Begin

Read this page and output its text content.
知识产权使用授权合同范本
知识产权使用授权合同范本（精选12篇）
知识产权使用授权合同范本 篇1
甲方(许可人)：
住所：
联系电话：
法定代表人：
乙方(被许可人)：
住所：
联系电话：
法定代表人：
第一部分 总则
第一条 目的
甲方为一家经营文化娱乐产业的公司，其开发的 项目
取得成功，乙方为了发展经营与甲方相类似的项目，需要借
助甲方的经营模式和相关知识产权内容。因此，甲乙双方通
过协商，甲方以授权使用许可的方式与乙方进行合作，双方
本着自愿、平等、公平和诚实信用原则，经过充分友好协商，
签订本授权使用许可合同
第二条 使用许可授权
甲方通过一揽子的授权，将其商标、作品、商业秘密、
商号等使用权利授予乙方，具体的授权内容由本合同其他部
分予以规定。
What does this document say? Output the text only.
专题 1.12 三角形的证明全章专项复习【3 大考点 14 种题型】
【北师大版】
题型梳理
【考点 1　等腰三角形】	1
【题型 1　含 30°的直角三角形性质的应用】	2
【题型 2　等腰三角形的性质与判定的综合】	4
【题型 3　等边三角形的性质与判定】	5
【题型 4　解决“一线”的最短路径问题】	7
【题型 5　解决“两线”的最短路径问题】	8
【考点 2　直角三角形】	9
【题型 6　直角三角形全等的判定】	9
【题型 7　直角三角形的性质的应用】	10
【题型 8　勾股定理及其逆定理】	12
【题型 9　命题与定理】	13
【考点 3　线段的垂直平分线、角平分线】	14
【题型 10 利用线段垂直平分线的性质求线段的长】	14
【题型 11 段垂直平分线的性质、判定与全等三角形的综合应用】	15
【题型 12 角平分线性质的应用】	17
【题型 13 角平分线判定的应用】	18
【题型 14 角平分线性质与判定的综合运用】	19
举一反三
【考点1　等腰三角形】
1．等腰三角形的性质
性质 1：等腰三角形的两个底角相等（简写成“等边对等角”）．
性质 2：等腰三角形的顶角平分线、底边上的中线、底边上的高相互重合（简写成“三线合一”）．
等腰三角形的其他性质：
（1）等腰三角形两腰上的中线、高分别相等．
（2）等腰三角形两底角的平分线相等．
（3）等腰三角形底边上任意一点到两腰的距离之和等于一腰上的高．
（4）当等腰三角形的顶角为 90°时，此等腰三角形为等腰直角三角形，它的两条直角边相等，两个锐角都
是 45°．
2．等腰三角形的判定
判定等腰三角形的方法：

End

# YOUR INSTRUCTIONS
Nothing may be left out: return each entry exactly as it reads.

# ANSWER
Read this page and output its text content.
知识产权使用授权合同范本
知识产权使用授权合同范本（精选12篇）
知识产权使用授权合同范本 篇1
甲方(许可人)：
住所：
联系电话：
法定代表人：
乙方(被许可人)：
住所：
联系电话：
法定代表人：
第一部分 总则
第一条 目的
甲方为一家经营文化娱乐产业的公司，其开发的 项目
取得成功，乙方为了发展经营与甲方相类似的项目，需要借
助甲方的经营模式和相关知识产权内容。因此，甲乙双方通
过协商，甲方以授权使用许可的方式与乙方进行合作，双方
本着自愿、平等、公平和诚实信用原则，经过充分友好协商，
签订本授权使用许可合同
第二条 使用许可授权
甲方通过一揽子的授权，将其商标、作品、商业秘密、
商号等使用权利授予乙方，具体的授权内容由本合同其他部
分予以规定。
What does this document say? Output the text only.
专题 1.12 三角形的证明全章专项复习【3 大考点 14 种题型】
【北师大版】
题型梳理
【考点 1　等腰三角形】	1
【题型 1　含 30°的直角三角形性质的应用】	2
【题型 2　等腰三角形的性质与判定的综合】	4
【题型 3　等边三角形的性质与判定】	5
【题型 4　解决“一线”的最短路径问题】	7
【题型 5　解决“两线”的最短路径问题】	8
【考点 2　直角三角形】	9
【题型 6　直角三角形全等的判定】	9
【题型 7　直角三角形的性质的应用】	10
【题型 8　勾股定理及其逆定理】	12
【题型 9　命题与定理】	13
【考点 3　线段的垂直平分线、角平分线】	14
【题型 10 利用线段垂直平分线的性质求线段的长】	14
【题型 11 段垂直平分线的性质、判定与全等三角形的综合应用】	15
【题型 12 角平分线性质的应用】	17
【题型 13 角平分线判定的应用】	18
【题型 14 角平分线性质与判定的综合运用】	19
举一反三
【考点1　等腰三角形】
1．等腰三角形的性质
性质 1：等腰三角形的两个底角相等（简写成“等边对等角”）．
性质 2：等腰三角形的顶角平分线、底边上的中线、底边上的高相互重合（简写成“三线合一”）．
等腰三角形的其他性质：
（1）等腰三角形两腰上的中线、高分别相等．
（2）等腰三角形两底角的平分线相等．
（3）等腰三角形底边上任意一点到两腰的距离之和等于一腰上的高．
（4）当等腰三角形的顶角为 90°时，此等腰三角形为等腰直角三角形，它的两条直角边相等，两个锐角都
是 45°．
2．等腰三角形的判定
判定等腰三角形的方法：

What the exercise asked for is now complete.